• EXCERPT PROVIDED:
____

For this Roasted Chicken and Vegetables Sheet Pan Dinner, tender chicken thighs are baked atop a bed of carrots, small potatoes, red onion, apples, brussels sprouts, garlic, and herbs for a delectable one pan meal in under an hour.
This easy and healthy chicken sheet pan dinner is perfect for a hearty weeknight meal and the leftovers are great for on-the-go! A simple meal with real ingredients to remind us how tasty roasted veggies can be!
Ingredients for Chicken Thigh Sheet Pan Dinner
Here’s what you’ll need to make sheet pan chicken thighs:
- Chicken: I used skin-on, bone-in chicken thighs
- Veggies: carrots, multi-colored small potatoes, red onion, brussels sprouts, garlic
- Fruit: apples
- Herbs: fresh rosemary, thyme, and sage
- Olive Oil
- Butter
- Salt and pepper to taste
How to Make Roasted Chicken and Vegetables
- Preheat oven to 425 F.

____

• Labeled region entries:
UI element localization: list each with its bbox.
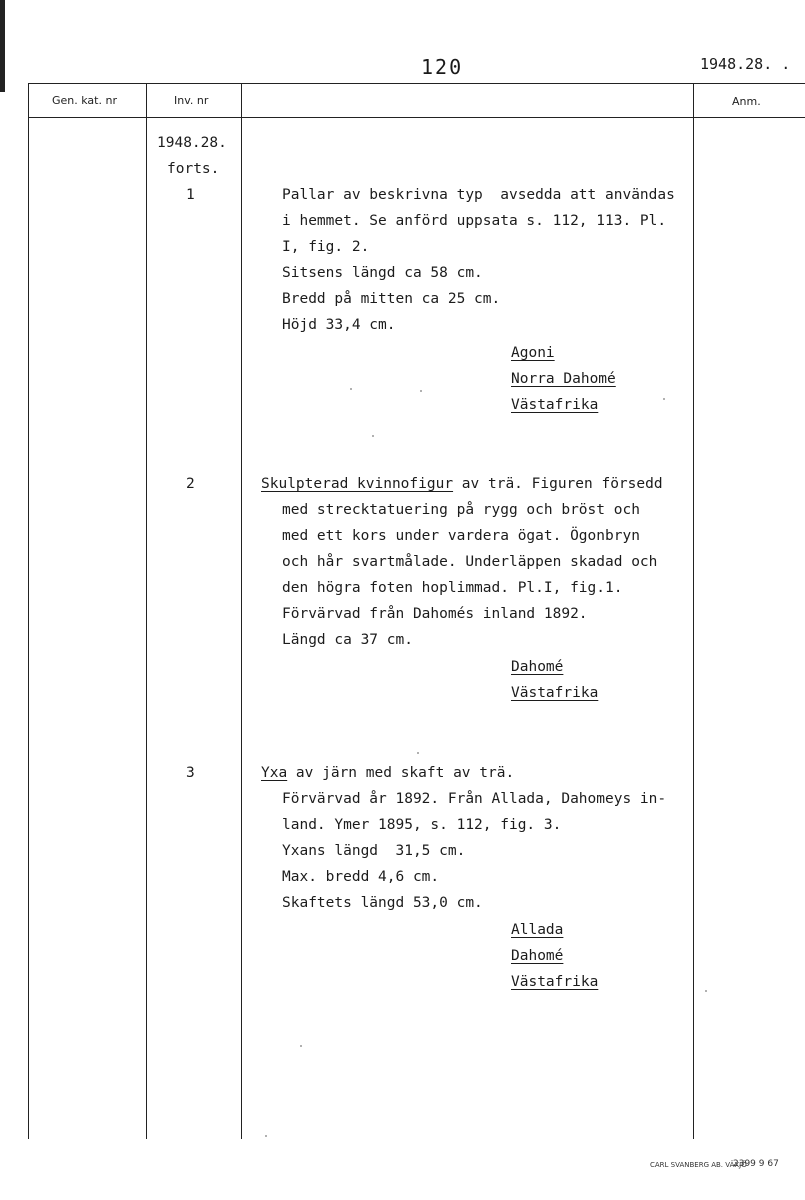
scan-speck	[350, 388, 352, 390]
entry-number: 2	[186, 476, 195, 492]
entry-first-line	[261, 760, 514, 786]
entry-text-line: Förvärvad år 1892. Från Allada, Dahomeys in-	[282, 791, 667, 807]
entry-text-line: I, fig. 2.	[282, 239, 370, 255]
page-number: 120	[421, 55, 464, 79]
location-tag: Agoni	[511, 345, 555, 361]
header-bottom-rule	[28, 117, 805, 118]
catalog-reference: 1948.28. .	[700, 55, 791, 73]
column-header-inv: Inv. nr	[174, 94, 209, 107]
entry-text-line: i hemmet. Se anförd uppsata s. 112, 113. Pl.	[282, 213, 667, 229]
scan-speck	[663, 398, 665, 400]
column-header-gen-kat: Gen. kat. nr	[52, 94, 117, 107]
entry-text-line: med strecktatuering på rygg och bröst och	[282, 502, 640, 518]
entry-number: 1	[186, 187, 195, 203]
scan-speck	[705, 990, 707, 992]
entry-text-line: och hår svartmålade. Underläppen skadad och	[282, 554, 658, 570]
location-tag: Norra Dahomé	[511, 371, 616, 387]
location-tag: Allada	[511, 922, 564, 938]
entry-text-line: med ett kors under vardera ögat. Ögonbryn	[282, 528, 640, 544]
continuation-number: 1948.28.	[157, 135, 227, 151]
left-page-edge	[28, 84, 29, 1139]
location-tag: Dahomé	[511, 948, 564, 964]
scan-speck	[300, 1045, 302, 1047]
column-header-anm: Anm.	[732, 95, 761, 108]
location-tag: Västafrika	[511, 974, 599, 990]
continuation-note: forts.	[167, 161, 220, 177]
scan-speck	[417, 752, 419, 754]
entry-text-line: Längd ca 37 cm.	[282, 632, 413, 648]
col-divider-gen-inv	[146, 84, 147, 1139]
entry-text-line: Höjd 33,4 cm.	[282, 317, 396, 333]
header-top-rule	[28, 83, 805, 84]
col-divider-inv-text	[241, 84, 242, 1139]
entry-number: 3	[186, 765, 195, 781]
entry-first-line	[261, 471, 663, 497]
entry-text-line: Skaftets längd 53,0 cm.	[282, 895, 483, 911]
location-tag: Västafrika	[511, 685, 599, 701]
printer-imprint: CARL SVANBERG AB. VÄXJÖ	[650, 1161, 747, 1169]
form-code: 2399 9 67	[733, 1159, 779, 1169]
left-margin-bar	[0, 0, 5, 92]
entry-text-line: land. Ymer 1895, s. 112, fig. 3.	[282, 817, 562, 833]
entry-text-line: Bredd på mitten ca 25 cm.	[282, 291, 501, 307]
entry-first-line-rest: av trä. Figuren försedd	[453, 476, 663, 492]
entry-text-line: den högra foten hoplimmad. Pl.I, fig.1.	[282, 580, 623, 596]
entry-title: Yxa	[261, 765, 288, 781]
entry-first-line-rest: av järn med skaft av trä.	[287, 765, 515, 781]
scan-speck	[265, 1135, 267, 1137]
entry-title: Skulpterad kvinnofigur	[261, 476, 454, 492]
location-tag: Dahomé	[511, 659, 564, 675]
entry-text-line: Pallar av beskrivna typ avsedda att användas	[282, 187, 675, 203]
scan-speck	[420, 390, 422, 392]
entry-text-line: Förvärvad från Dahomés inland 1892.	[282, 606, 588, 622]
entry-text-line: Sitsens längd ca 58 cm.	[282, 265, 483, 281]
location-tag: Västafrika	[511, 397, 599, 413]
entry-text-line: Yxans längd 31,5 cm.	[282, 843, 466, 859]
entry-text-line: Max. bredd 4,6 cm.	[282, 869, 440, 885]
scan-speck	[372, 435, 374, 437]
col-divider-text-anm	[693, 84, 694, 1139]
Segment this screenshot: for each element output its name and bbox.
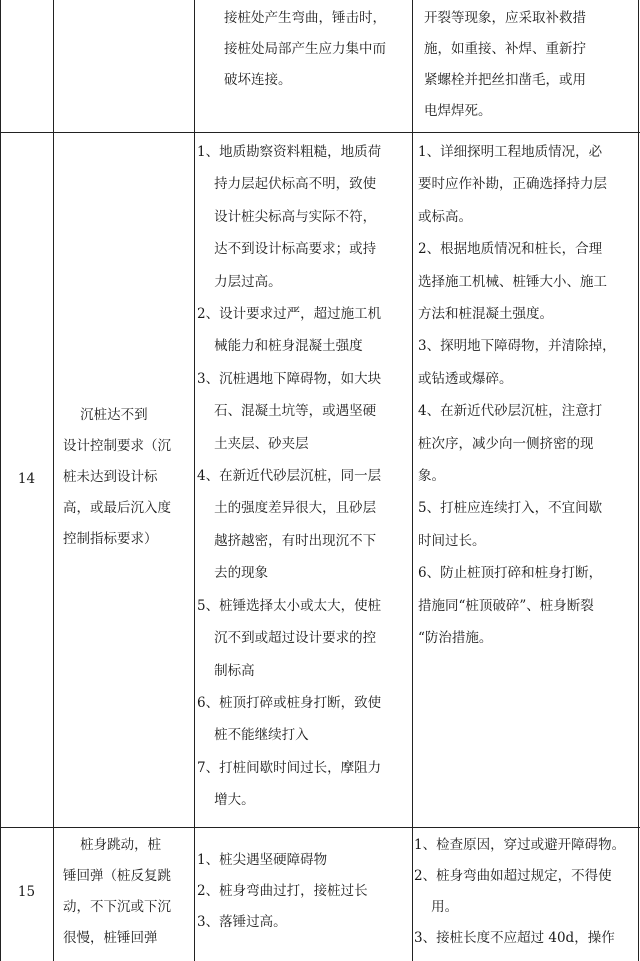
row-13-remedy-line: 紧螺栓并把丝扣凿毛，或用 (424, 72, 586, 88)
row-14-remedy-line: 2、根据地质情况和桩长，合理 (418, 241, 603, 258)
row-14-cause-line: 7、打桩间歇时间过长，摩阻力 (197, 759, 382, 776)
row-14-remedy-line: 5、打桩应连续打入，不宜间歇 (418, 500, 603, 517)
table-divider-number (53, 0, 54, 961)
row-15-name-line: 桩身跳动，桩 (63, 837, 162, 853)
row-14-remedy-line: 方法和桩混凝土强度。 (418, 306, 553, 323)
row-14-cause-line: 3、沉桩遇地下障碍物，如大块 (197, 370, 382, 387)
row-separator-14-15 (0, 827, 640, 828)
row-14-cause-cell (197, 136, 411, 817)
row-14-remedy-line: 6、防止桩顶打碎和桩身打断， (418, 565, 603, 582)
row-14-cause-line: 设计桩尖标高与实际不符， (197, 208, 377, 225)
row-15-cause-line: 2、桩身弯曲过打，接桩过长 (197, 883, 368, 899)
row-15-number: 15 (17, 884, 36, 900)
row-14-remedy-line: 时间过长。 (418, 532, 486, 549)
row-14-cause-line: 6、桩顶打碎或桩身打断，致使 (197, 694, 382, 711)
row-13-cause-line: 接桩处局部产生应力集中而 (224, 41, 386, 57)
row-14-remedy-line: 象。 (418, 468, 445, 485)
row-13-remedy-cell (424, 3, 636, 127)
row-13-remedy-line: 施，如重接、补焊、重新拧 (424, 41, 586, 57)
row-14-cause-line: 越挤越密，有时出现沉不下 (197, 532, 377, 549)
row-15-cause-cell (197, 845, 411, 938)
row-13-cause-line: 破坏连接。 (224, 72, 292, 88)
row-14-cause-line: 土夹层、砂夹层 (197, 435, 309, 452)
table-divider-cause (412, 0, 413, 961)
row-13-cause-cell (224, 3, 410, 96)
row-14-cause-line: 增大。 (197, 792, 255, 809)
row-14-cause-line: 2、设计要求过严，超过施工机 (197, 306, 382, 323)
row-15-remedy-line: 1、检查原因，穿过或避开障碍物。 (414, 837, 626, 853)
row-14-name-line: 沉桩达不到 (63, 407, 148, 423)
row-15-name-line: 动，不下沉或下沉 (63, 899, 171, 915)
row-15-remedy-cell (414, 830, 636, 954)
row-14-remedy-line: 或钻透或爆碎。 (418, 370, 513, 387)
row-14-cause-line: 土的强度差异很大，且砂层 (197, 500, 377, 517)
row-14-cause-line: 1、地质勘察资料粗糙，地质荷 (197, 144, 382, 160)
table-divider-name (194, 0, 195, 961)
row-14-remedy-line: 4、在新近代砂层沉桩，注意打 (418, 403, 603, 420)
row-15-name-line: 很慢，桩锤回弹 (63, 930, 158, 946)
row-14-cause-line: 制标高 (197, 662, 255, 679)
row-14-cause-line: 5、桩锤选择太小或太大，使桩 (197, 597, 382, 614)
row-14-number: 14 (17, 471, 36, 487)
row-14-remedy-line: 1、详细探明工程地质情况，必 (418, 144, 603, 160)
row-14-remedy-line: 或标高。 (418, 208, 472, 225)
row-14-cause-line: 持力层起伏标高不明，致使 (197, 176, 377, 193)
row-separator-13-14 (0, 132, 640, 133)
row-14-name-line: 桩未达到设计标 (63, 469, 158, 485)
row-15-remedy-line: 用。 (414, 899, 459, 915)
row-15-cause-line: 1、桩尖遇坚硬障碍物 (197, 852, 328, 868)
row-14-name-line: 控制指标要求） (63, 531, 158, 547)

____

• TASK INSTRUCTIONS:
[A] According to the chicken sheet pan dinner recipe, to what temperature should the oven be preheated?
[B] In the records, copy out the stretch from the line containing "row-13-remedy-line: 紧螺栓并把丝扣凿毛，或用 (424, 72, 586, 88)" through the line containing "row-14-cause-line: 制标高 (197, 662, 255, 679)", both included, character for character.

• WORKED ANSWERS:
[A] 425 F.

[B]
row-13-remedy-line: 紧螺栓并把丝扣凿毛，或用 (424, 72, 586, 88)
row-14-remedy-line: 2、根据地质情况和桩长，合理 (418, 241, 603, 258)
row-14-cause-line: 7、打桩间歇时间过长，摩阻力 (197, 759, 382, 776)
row-14-remedy-line: 5、打桩应连续打入，不宜间歇 (418, 500, 603, 517)
table-divider-number (53, 0, 54, 961)
row-15-name-line: 桩身跳动，桩 (63, 837, 162, 853)
row-14-remedy-line: 方法和桩混凝土强度。 (418, 306, 553, 323)
row-14-cause-line: 3、沉桩遇地下障碍物，如大块 (197, 370, 382, 387)
row-separator-14-15 (0, 827, 640, 828)
row-14-cause-cell (197, 136, 411, 817)
row-14-remedy-line: 6、防止桩顶打碎和桩身打断， (418, 565, 603, 582)
row-14-cause-line: 设计桩尖标高与实际不符， (197, 208, 377, 225)
row-15-cause-line: 2、桩身弯曲过打，接桩过长 (197, 883, 368, 899)
row-15-number: 15 (17, 884, 36, 900)
row-14-remedy-line: 时间过长。 (418, 532, 486, 549)
row-14-cause-line: 6、桩顶打碎或桩身打断，致使 (197, 694, 382, 711)
row-13-cause-line: 接桩处局部产生应力集中而 (224, 41, 386, 57)
row-14-remedy-line: 象。 (418, 468, 445, 485)
row-13-remedy-cell (424, 3, 636, 127)
row-13-remedy-line: 施，如重接、补焊、重新拧 (424, 41, 586, 57)
row-14-cause-line: 越挤越密，有时出现沉不下 (197, 532, 377, 549)
row-15-cause-cell (197, 845, 411, 938)
row-13-cause-line: 破坏连接。 (224, 72, 292, 88)
row-14-cause-line: 土夹层、砂夹层 (197, 435, 309, 452)
table-divider-cause (412, 0, 413, 961)
row-13-cause-cell (224, 3, 410, 96)
row-14-cause-line: 增大。 (197, 792, 255, 809)
row-14-cause-line: 2、设计要求过严，超过施工机 (197, 306, 382, 323)
row-15-remedy-line: 1、检查原因，穿过或避开障碍物。 (414, 837, 626, 853)
row-14-name-line: 沉桩达不到 (63, 407, 148, 423)
row-15-name-line: 动，不下沉或下沉 (63, 899, 171, 915)
row-15-remedy-cell (414, 830, 636, 954)
row-14-remedy-line: 或钻透或爆碎。 (418, 370, 513, 387)
row-14-cause-line: 土的强度差异很大，且砂层 (197, 500, 377, 517)
row-14-cause-line: 1、地质勘察资料粗糙，地质荷 (197, 144, 382, 160)
table-divider-name (194, 0, 195, 961)
row-14-remedy-line: 4、在新近代砂层沉桩，注意打 (418, 403, 603, 420)
row-15-name-line: 很慢，桩锤回弹 (63, 930, 158, 946)
row-14-cause-line: 制标高 (197, 662, 255, 679)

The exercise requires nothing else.